* START PROVIDED INFORMATION *
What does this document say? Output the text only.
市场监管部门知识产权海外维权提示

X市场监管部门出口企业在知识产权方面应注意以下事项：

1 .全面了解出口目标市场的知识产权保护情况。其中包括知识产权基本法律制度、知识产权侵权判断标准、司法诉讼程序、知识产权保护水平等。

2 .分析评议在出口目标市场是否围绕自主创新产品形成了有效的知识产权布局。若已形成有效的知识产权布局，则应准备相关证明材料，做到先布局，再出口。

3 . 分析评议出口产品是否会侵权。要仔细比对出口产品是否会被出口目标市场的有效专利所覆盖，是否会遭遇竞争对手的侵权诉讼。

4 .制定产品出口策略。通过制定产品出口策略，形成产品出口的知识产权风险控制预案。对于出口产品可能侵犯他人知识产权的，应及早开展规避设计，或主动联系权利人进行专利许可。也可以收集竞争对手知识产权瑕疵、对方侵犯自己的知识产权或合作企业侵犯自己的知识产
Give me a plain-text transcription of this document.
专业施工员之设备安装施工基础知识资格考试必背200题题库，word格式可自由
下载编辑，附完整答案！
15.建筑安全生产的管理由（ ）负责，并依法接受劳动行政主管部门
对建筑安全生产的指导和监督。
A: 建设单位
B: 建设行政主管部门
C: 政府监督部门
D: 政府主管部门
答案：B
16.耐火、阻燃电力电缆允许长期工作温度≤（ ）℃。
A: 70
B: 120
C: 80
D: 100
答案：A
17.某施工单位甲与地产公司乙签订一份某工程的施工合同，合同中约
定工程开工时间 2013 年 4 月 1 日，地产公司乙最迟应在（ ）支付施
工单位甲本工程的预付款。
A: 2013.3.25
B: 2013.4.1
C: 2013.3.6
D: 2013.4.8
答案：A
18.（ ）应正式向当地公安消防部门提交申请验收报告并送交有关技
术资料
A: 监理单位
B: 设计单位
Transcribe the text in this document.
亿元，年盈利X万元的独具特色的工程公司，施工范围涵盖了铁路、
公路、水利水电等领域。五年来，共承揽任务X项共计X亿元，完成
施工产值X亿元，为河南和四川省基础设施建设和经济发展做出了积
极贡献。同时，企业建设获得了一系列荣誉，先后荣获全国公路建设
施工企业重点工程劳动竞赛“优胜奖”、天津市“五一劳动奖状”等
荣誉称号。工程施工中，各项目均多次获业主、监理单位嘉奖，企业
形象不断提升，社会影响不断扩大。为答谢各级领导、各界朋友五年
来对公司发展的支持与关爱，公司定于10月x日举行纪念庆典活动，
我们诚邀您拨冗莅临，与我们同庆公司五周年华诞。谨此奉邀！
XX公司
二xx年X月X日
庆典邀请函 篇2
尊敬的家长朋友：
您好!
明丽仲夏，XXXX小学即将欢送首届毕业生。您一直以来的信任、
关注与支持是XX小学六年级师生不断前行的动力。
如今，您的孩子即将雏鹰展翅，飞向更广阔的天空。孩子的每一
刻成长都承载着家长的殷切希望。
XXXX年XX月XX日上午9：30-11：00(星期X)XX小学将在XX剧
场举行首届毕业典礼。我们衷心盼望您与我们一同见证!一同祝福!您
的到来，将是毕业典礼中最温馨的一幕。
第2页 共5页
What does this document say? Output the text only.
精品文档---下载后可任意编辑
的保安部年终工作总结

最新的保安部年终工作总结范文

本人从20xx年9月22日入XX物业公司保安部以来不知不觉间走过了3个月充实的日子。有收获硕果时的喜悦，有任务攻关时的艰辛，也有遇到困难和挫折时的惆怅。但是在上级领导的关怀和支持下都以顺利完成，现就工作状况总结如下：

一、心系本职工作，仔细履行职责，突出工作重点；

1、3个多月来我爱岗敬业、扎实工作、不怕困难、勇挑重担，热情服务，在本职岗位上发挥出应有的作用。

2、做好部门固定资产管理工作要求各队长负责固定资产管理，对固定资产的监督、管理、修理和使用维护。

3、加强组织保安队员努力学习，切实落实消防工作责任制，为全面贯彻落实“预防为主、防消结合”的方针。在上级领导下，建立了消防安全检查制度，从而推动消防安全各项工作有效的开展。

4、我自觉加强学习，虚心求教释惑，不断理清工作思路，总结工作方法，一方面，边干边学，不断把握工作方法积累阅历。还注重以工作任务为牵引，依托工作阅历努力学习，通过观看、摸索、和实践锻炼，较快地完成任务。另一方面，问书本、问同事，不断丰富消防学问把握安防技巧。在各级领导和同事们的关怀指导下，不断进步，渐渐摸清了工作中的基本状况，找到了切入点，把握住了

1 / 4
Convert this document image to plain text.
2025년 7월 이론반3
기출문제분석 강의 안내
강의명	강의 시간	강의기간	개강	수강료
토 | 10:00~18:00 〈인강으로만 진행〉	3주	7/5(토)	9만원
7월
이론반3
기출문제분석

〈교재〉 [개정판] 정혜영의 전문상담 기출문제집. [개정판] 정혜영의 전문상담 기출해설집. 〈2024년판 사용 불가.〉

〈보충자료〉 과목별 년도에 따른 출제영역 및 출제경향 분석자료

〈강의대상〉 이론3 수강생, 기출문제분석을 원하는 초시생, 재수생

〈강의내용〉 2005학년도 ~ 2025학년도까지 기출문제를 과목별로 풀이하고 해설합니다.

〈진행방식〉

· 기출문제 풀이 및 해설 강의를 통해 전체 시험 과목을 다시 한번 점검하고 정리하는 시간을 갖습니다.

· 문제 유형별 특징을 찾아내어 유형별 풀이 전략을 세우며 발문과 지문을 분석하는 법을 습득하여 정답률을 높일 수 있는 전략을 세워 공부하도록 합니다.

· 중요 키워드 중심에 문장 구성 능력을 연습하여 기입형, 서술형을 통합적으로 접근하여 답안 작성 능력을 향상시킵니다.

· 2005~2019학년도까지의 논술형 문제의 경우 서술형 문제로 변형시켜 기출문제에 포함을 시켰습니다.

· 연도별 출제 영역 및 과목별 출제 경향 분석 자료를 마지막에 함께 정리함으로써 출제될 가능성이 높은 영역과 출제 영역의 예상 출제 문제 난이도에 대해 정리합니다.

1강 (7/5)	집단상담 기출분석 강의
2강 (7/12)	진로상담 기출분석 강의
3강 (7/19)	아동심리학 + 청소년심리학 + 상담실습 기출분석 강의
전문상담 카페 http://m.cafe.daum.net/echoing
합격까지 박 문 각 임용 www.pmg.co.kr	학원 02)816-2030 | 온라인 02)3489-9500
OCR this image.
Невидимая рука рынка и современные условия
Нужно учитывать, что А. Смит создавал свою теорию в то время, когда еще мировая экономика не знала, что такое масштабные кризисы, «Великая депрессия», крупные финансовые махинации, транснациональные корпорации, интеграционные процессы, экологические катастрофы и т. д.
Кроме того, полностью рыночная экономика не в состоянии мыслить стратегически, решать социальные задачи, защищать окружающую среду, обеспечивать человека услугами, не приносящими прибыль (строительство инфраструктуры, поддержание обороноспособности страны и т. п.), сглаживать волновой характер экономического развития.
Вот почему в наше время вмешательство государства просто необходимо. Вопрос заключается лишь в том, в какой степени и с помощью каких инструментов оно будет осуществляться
* END PROVIDED INFORMATION *
- _TASK DIRECTIONS_
Starting with the line that contains "Convert this document image to plain text.", output every line through the end of the listing above, unchanged.

- _FINAL RESULT_
Convert this document image to plain text.
2025년 7월 이론반3
기출문제분석 강의 안내
강의명	강의 시간	강의기간	개강	수강료
토 | 10:00~18:00 〈인강으로만 진행〉	3주	7/5(토)	9만원
7월
이론반3
기출문제분석

〈교재〉 [개정판] 정혜영의 전문상담 기출문제집. [개정판] 정혜영의 전문상담 기출해설집. 〈2024년판 사용 불가.〉

〈보충자료〉 과목별 년도에 따른 출제영역 및 출제경향 분석자료

〈강의대상〉 이론3 수강생, 기출문제분석을 원하는 초시생, 재수생

〈강의내용〉 2005학년도 ~ 2025학년도까지 기출문제를 과목별로 풀이하고 해설합니다.

〈진행방식〉

· 기출문제 풀이 및 해설 강의를 통해 전체 시험 과목을 다시 한번 점검하고 정리하는 시간을 갖습니다.

· 문제 유형별 특징을 찾아내어 유형별 풀이 전략을 세우며 발문과 지문을 분석하는 법을 습득하여 정답률을 높일 수 있는 전략을 세워 공부하도록 합니다.

· 중요 키워드 중심에 문장 구성 능력을 연습하여 기입형, 서술형을 통합적으로 접근하여 답안 작성 능력을 향상시킵니다.

· 2005~2019학년도까지의 논술형 문제의 경우 서술형 문제로 변형시켜 기출문제에 포함을 시켰습니다.

· 연도별 출제 영역 및 과목별 출제 경향 분석 자료를 마지막에 함께 정리함으로써 출제될 가능성이 높은 영역과 출제 영역의 예상 출제 문제 난이도에 대해 정리합니다.

1강 (7/5)	집단상담 기출분석 강의
2강 (7/12)	진로상담 기출분석 강의
3강 (7/19)	아동심리학 + 청소년심리학 + 상담실습 기출분석 강의
전문상담 카페 http://m.cafe.daum.net/echoing
합격까지 박 문 각 임용 www.pmg.co.kr	학원 02)816-2030 | 온라인 02)3489-9500
OCR this image.
Невидимая рука рынка и современные условия
Нужно учитывать, что А. Смит создавал свою теорию в то время, когда еще мировая экономика не знала, что такое масштабные кризисы, «Великая депрессия», крупные финансовые махинации, транснациональные корпорации, интеграционные процессы, экологические катастрофы и т. д.
Кроме того, полностью рыночная экономика не в состоянии мыслить стратегически, решать социальные задачи, защищать окружающую среду, обеспечивать человека услугами, не приносящими прибыль (строительство инфраструктуры, поддержание обороноспособности страны и т. п.), сглаживать волновой характер экономического развития.
Вот почему в наше время вмешательство государства просто необходимо. Вопрос заключается лишь в том, в какой степени и с помощью каких инструментов оно будет осуществляться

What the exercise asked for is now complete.